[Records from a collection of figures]
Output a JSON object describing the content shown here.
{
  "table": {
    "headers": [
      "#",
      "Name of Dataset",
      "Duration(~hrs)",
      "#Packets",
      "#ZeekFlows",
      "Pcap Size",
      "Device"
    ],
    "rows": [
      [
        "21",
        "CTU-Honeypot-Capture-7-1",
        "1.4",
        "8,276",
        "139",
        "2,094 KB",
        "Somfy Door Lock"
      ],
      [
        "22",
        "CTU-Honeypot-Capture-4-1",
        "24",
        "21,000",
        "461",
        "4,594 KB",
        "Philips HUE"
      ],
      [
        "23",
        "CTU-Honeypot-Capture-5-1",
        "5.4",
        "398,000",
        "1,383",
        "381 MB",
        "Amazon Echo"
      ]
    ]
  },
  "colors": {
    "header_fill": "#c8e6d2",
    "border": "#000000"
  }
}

==

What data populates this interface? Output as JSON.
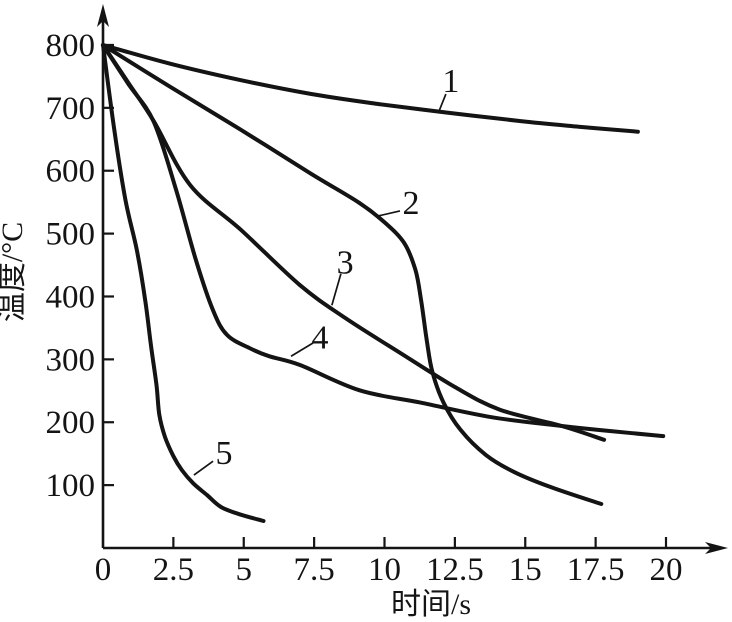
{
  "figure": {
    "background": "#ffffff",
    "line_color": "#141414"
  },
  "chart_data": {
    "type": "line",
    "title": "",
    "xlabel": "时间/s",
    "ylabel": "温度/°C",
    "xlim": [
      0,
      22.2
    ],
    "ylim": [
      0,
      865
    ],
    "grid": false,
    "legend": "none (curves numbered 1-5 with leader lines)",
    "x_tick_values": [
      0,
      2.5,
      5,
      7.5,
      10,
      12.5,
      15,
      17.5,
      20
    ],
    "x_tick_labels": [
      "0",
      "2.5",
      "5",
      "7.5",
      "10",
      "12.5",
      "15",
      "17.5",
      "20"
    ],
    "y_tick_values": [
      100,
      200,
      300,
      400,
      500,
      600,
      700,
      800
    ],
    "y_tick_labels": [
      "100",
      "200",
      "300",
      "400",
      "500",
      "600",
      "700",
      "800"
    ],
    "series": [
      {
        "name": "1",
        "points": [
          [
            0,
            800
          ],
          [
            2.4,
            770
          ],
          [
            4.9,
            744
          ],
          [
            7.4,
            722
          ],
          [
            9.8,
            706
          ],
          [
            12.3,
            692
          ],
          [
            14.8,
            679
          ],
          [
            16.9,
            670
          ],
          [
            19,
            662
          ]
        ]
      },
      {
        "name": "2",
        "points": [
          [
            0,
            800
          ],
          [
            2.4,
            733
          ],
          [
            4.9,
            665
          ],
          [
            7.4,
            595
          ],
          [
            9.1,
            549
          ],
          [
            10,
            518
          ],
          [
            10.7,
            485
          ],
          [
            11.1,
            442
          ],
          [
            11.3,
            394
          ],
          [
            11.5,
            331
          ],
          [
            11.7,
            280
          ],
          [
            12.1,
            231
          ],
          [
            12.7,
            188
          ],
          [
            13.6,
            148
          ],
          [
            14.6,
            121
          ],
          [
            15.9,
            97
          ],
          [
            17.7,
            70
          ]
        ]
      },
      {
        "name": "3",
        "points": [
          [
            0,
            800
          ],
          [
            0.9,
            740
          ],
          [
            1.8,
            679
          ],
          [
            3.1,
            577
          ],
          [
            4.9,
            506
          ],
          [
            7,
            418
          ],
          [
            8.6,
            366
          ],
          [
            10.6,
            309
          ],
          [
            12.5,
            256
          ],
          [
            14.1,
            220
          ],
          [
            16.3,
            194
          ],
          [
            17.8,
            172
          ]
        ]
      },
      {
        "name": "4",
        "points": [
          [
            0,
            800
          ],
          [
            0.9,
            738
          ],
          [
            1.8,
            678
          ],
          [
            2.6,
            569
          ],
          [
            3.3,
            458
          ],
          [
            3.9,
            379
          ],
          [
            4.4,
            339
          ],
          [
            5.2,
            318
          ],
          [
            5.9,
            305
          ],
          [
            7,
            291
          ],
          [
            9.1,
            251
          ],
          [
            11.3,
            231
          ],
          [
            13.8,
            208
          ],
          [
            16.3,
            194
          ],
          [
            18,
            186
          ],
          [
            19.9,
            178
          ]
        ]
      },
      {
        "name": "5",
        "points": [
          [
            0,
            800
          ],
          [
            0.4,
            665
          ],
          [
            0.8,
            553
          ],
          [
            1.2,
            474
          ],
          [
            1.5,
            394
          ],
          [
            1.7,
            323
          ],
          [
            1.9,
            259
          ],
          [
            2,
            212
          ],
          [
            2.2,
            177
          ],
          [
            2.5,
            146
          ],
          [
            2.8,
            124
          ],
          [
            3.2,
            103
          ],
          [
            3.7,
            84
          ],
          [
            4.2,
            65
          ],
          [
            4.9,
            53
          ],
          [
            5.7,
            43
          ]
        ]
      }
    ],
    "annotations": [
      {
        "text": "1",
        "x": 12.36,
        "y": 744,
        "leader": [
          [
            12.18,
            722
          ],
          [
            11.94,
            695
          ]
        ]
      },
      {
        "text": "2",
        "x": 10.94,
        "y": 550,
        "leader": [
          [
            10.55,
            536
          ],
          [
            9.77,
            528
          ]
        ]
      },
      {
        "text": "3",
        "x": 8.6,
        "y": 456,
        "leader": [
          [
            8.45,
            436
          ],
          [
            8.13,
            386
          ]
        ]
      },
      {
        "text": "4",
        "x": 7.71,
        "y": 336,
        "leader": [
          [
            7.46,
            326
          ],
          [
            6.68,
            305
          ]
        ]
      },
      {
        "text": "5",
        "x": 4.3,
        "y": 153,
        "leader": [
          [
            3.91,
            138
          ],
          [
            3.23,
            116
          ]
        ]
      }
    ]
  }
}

- Aim -
Using the records above, list each line that includes "Output".

- Result of the exercise -
Output a JSON object describing the content shown here.
What data populates this interface? Output as JSON.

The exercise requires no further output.